§ **Supplied material**:
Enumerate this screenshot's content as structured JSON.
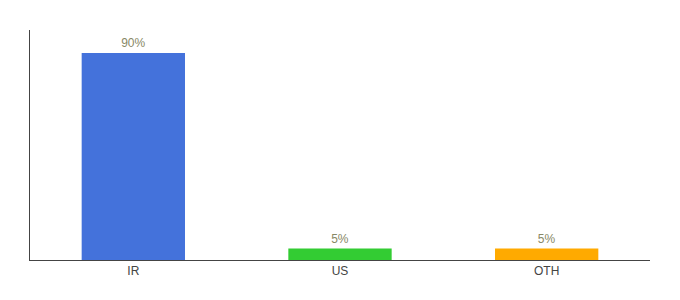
{
  "chart_data": {
    "type": "bar",
    "categories": [
      "IR",
      "US",
      "OTH"
    ],
    "values": [
      90,
      5,
      5
    ],
    "value_labels": [
      "90%",
      "5%",
      "5%"
    ],
    "data_labels": true,
    "colors": [
      "#4472db",
      "#33cc33",
      "#ffaa00"
    ],
    "ylim": [
      0,
      100
    ],
    "tick_labels": "x",
    "grid": false
  }
}
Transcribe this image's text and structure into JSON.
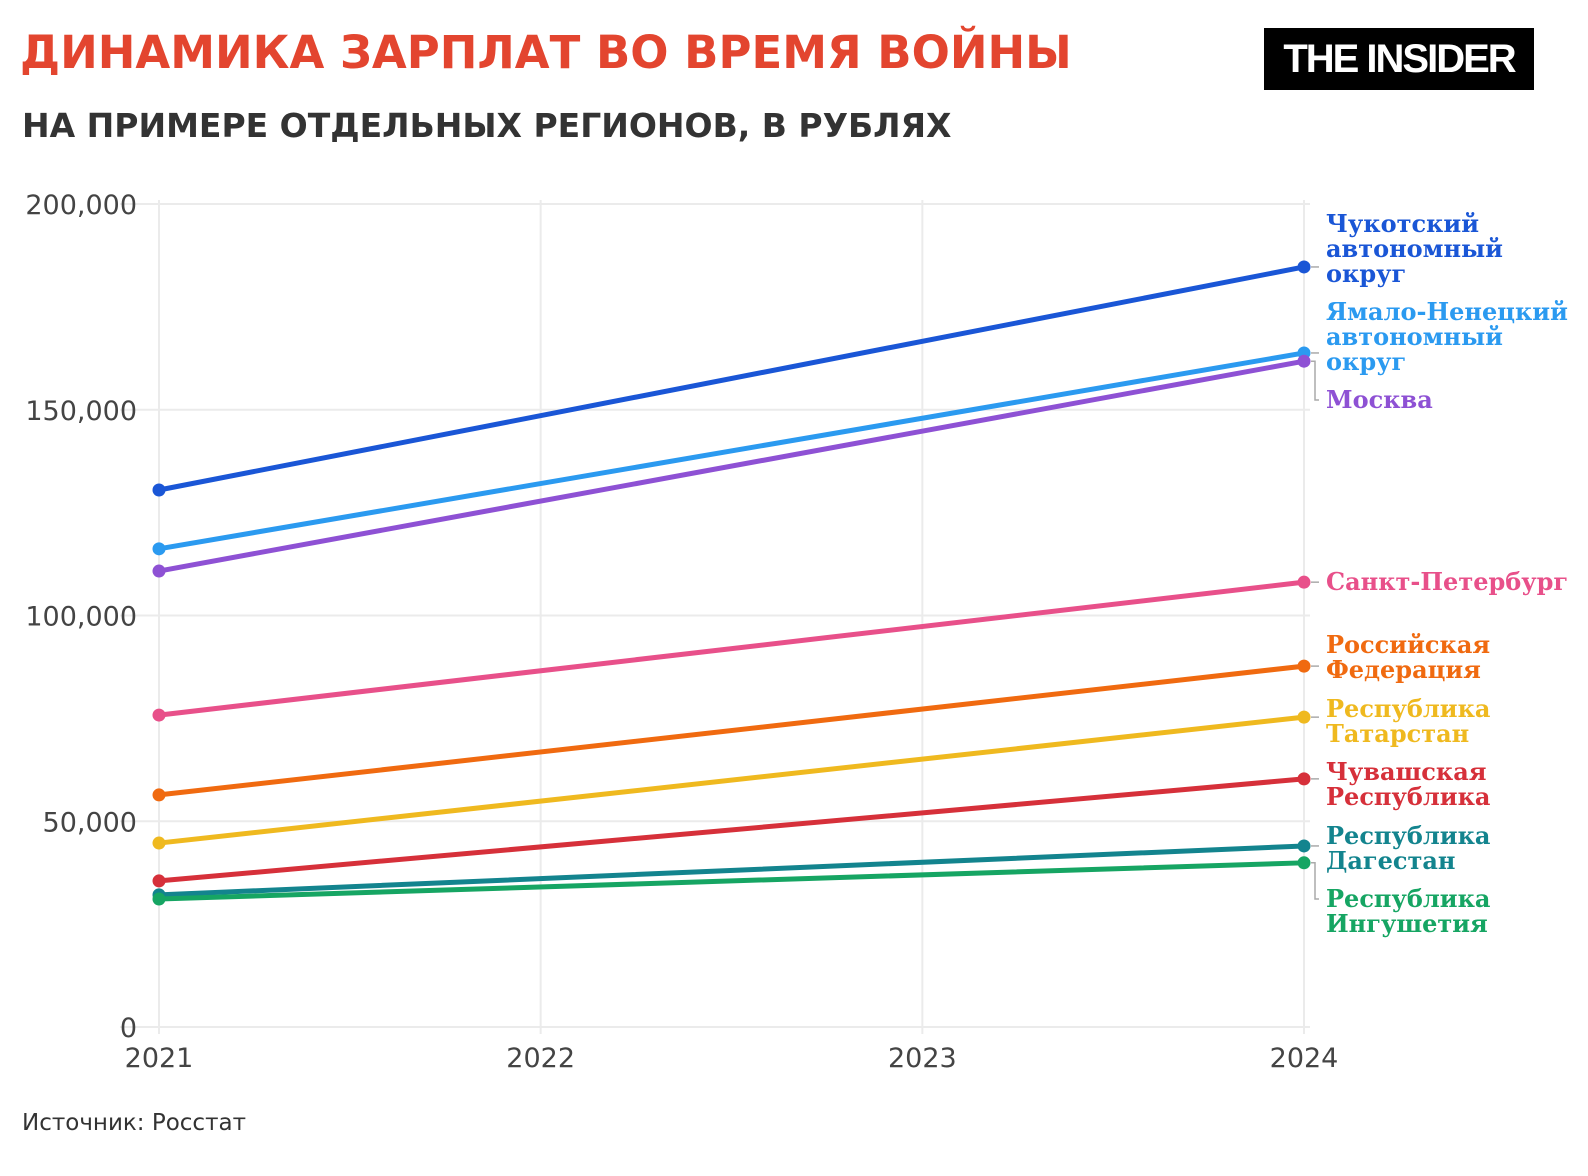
{
  "header": {
    "title": "ДИНАМИКА ЗАРПЛАТ ВО ВРЕМЯ ВОЙНЫ",
    "subtitle": "НА ПРИМЕРЕ ОТДЕЛЬНЫХ РЕГИОНОВ, В РУБЛЯХ",
    "logo": "THE INSIDER"
  },
  "footer": {
    "source": "Источник: Росстат"
  },
  "chart_data": {
    "type": "line",
    "title": "ДИНАМИКА ЗАРПЛАТ ВО ВРЕМЯ ВОЙНЫ",
    "subtitle": "НА ПРИМЕРЕ ОТДЕЛЬНЫХ РЕГИОНОВ, В РУБЛЯХ",
    "x": [
      2021,
      2024
    ],
    "xticks": [
      "2021",
      "2022",
      "2023",
      "2024"
    ],
    "xlim": [
      2021,
      2024
    ],
    "yticks": [
      "0",
      "50,000",
      "100,000",
      "150,000",
      "200,000"
    ],
    "ylim": [
      0,
      200000
    ],
    "grid": true,
    "legend": "direct labels right",
    "series": [
      {
        "name": "Чукотский автономный округ",
        "label_lines": [
          "Чукотский",
          "автономный",
          "округ"
        ],
        "color": "#1a56d6",
        "values": [
          130500,
          184700
        ]
      },
      {
        "name": "Ямало-Ненецкий автономный округ",
        "label_lines": [
          "Ямало-Ненецкий",
          "автономный",
          "округ"
        ],
        "color": "#2b9af0",
        "values": [
          116200,
          163800
        ]
      },
      {
        "name": "Москва",
        "label_lines": [
          "Москва"
        ],
        "color": "#8e51d4",
        "values": [
          110800,
          161800
        ]
      },
      {
        "name": "Санкт-Петербург",
        "label_lines": [
          "Санкт-Петербург"
        ],
        "color": "#e8508a",
        "values": [
          75800,
          108100
        ]
      },
      {
        "name": "Российская Федерация",
        "label_lines": [
          "Российская",
          "Федерация"
        ],
        "color": "#f06a10",
        "values": [
          56400,
          87700
        ]
      },
      {
        "name": "Республика Татарстан",
        "label_lines": [
          "Республика",
          "Татарстан"
        ],
        "color": "#efb91f",
        "values": [
          44700,
          75300
        ]
      },
      {
        "name": "Чувашская Республика",
        "label_lines": [
          "Чувашская",
          "Республика"
        ],
        "color": "#d6303a",
        "values": [
          35500,
          60300
        ]
      },
      {
        "name": "Республика Дагестан",
        "label_lines": [
          "Республика",
          "Дагестан"
        ],
        "color": "#13848e",
        "values": [
          32100,
          44000
        ]
      },
      {
        "name": "Республика Ингушетия",
        "label_lines": [
          "Республика",
          "Ингушетия"
        ],
        "color": "#16a563",
        "values": [
          31100,
          39900
        ]
      }
    ]
  }
}
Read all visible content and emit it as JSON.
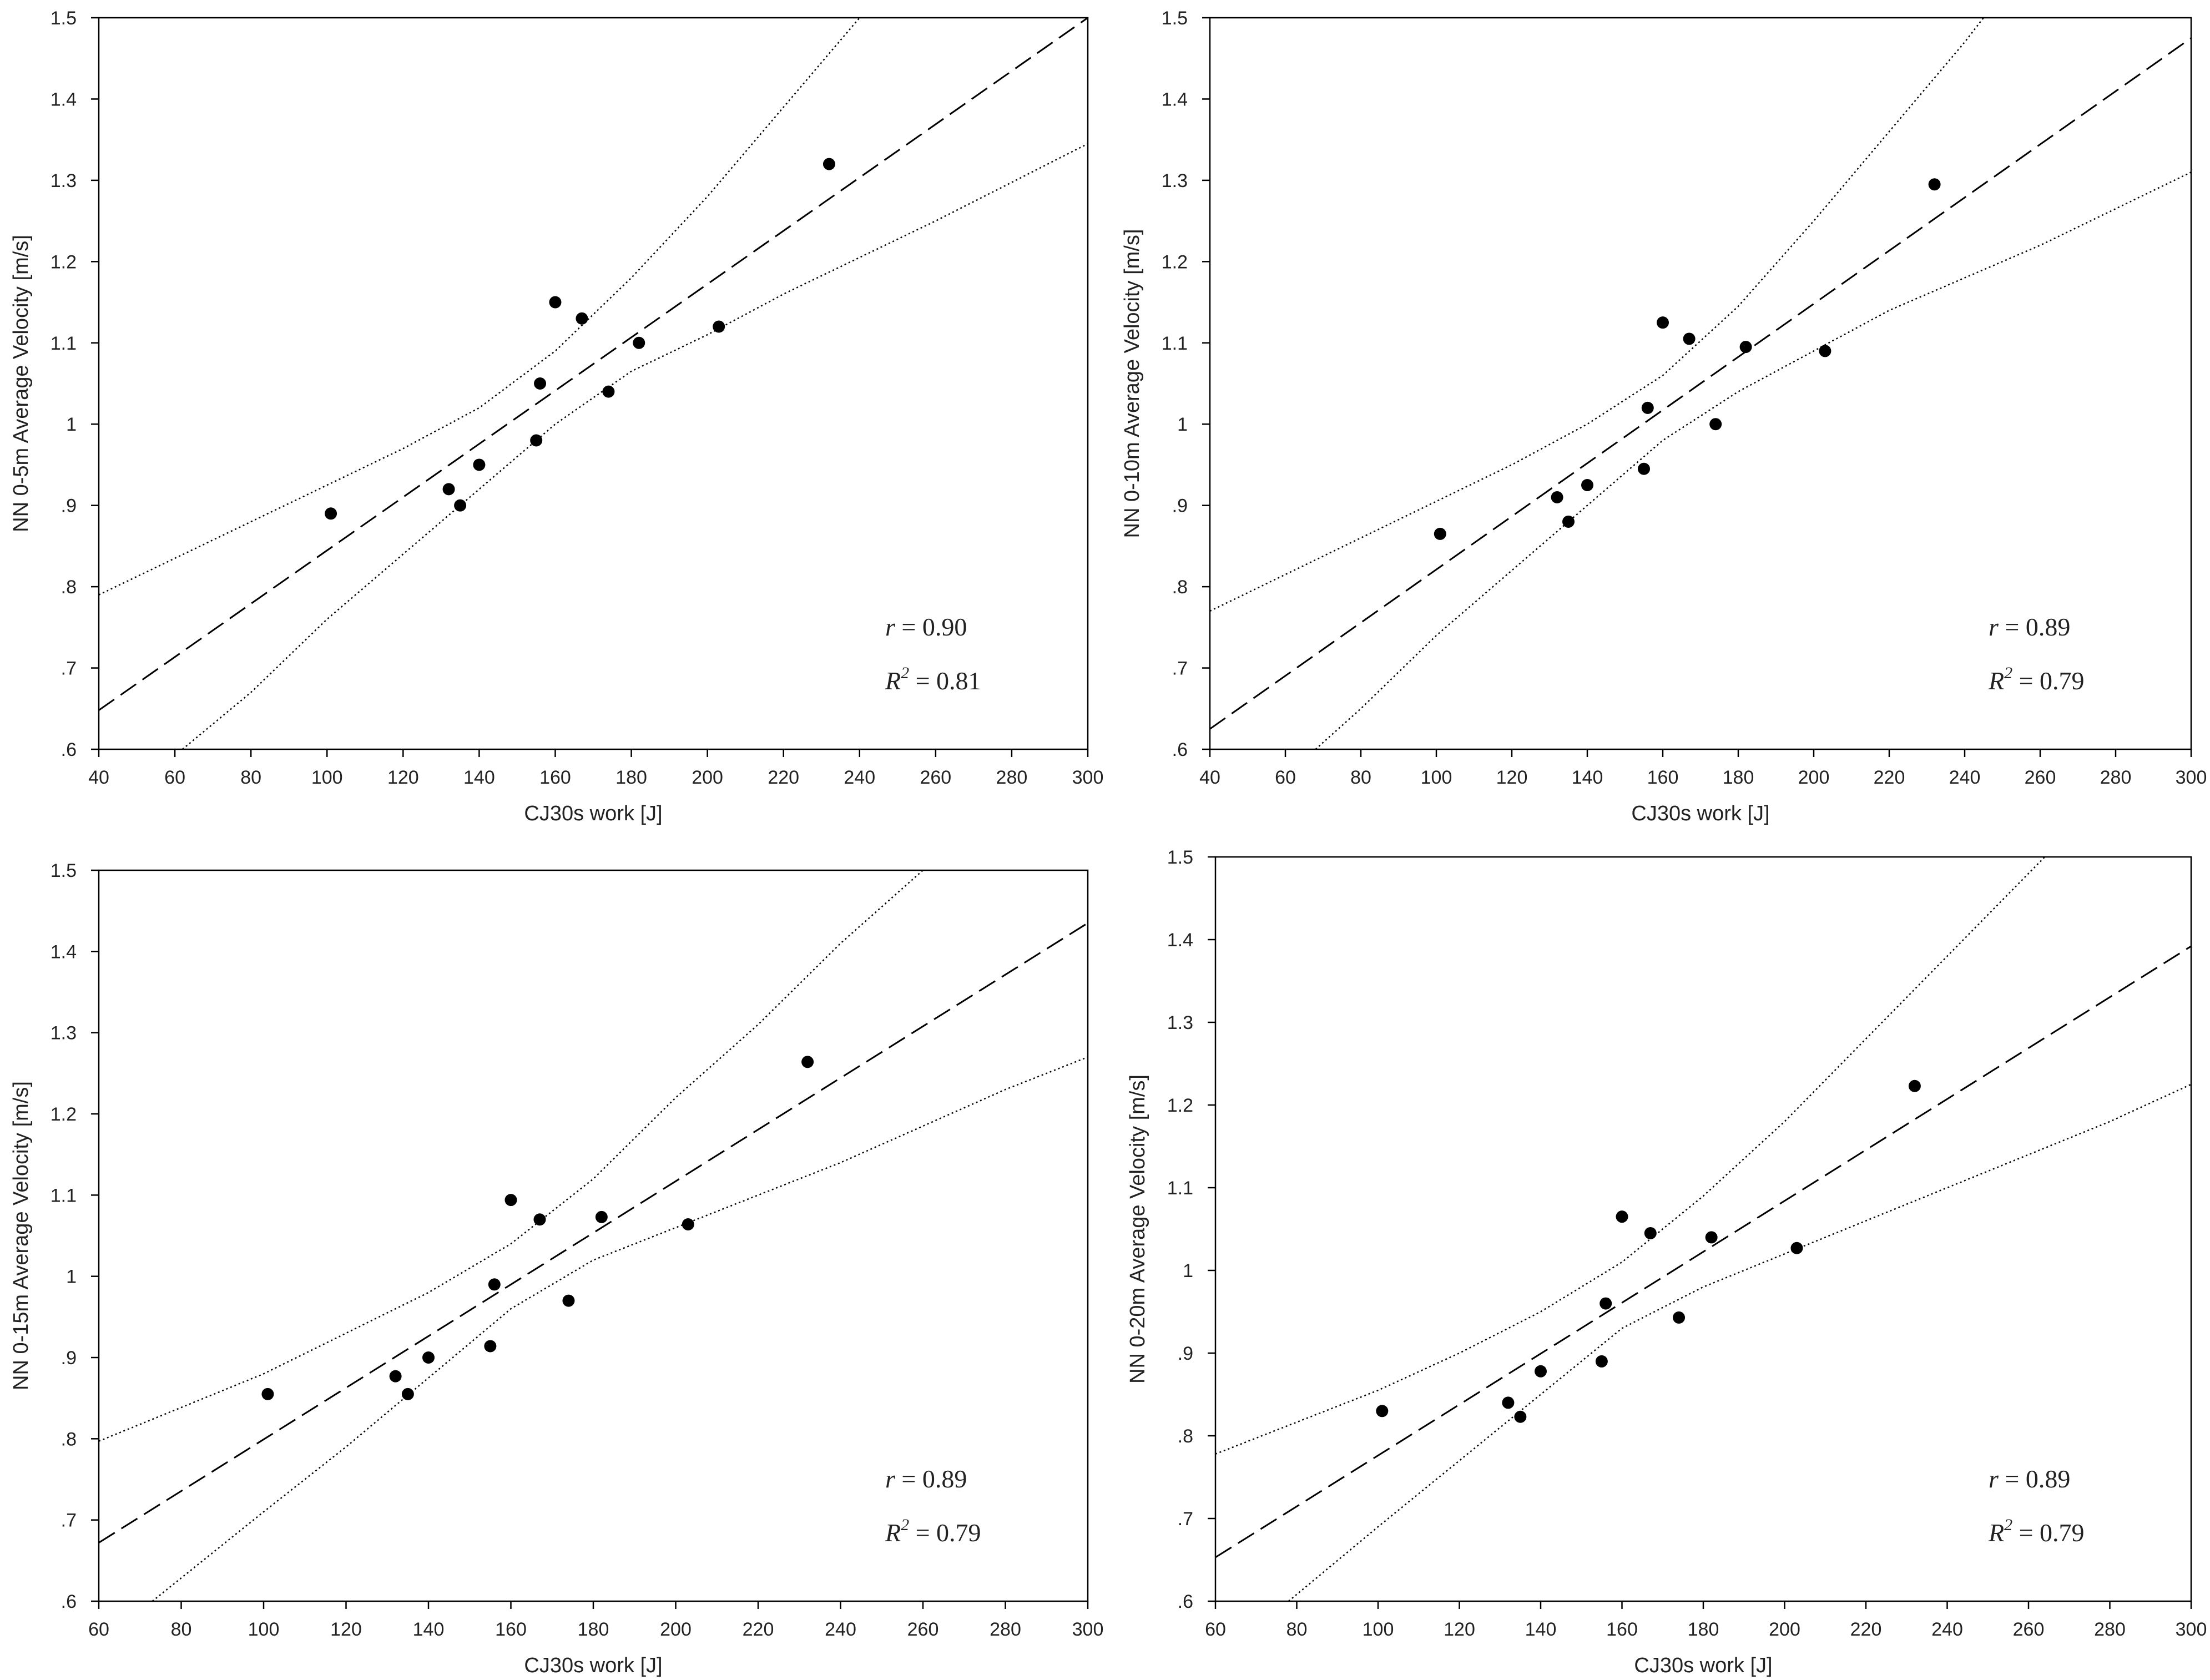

§ **What to produce**:
Except for the pictures, print the data above exactly.

§ **Response to this task**:
Enumerate this screenshot's content as structured JSON.
{
  "chart_data": {
    "type": "bar",
    "categories": [
      "IR",
      "US",
      "OTH"
    ],
    "values": [
      90,
      5,
      5
    ],
    "value_labels": [
      "90%",
      "5%",
      "5%"
    ],
    "data_labels": true,
    "colors": [
      "#4472db",
      "#33cc33",
      "#ffaa00"
    ],
    "ylim": [
      0,
      100
    ],
    "tick_labels": "x",
    "grid": false
  }
}
Transcribe this image's text and structure into JSON.
{
  "header": {
    "title": "ДИНАМИКА ЗАРПЛАТ ВО ВРЕМЯ ВОЙНЫ",
    "subtitle": "НА ПРИМЕРЕ ОТДЕЛЬНЫХ РЕГИОНОВ, В РУБЛЯХ",
    "logo": "THE INSIDER"
  },
  "footer": {
    "source": "Источник: Росстат"
  },
  "chart_data": {
    "type": "line",
    "title": "ДИНАМИКА ЗАРПЛАТ ВО ВРЕМЯ ВОЙНЫ",
    "subtitle": "НА ПРИМЕРЕ ОТДЕЛЬНЫХ РЕГИОНОВ, В РУБЛЯХ",
    "x": [
      2021,
      2024
    ],
    "xticks": [
      "2021",
      "2022",
      "2023",
      "2024"
    ],
    "xlim": [
      2021,
      2024
    ],
    "yticks": [
      "0",
      "50,000",
      "100,000",
      "150,000",
      "200,000"
    ],
    "ylim": [
      0,
      200000
    ],
    "grid": true,
    "legend": "direct labels right",
    "series": [
      {
        "name": "Чукотский автономный округ",
        "label_lines": [
          "Чукотский",
          "автономный",
          "округ"
        ],
        "color": "#1a56d6",
        "values": [
          130500,
          184700
        ]
      },
      {
        "name": "Ямало-Ненецкий автономный округ",
        "label_lines": [
          "Ямало-Ненецкий",
          "автономный",
          "округ"
        ],
        "color": "#2b9af0",
        "values": [
          116200,
          163800
        ]
      },
      {
        "name": "Москва",
        "label_lines": [
          "Москва"
        ],
        "color": "#8e51d4",
        "values": [
          110800,
          161800
        ]
      },
      {
        "name": "Санкт-Петербург",
        "label_lines": [
          "Санкт-Петербург"
        ],
        "color": "#e8508a",
        "values": [
          75800,
          108100
        ]
      },
      {
        "name": "Российская Федерация",
        "label_lines": [
          "Российская",
          "Федерация"
        ],
        "color": "#f06a10",
        "values": [
          56400,
          87700
        ]
      },
      {
        "name": "Республика Татарстан",
        "label_lines": [
          "Республика",
          "Татарстан"
        ],
        "color": "#efb91f",
        "values": [
          44700,
          75300
        ]
      },
      {
        "name": "Чувашская Республика",
        "label_lines": [
          "Чувашская",
          "Республика"
        ],
        "color": "#d6303a",
        "values": [
          35500,
          60300
        ]
      },
      {
        "name": "Республика Дагестан",
        "label_lines": [
          "Республика",
          "Дагестан"
        ],
        "color": "#13848e",
        "values": [
          32100,
          44000
        ]
      },
      {
        "name": "Республика Ингушетия",
        "label_lines": [
          "Республика",
          "Ингушетия"
        ],
        "color": "#16a563",
        "values": [
          31100,
          39900
        ]
      }
    ]
  }
}
Read all visible content and emit it as JSON.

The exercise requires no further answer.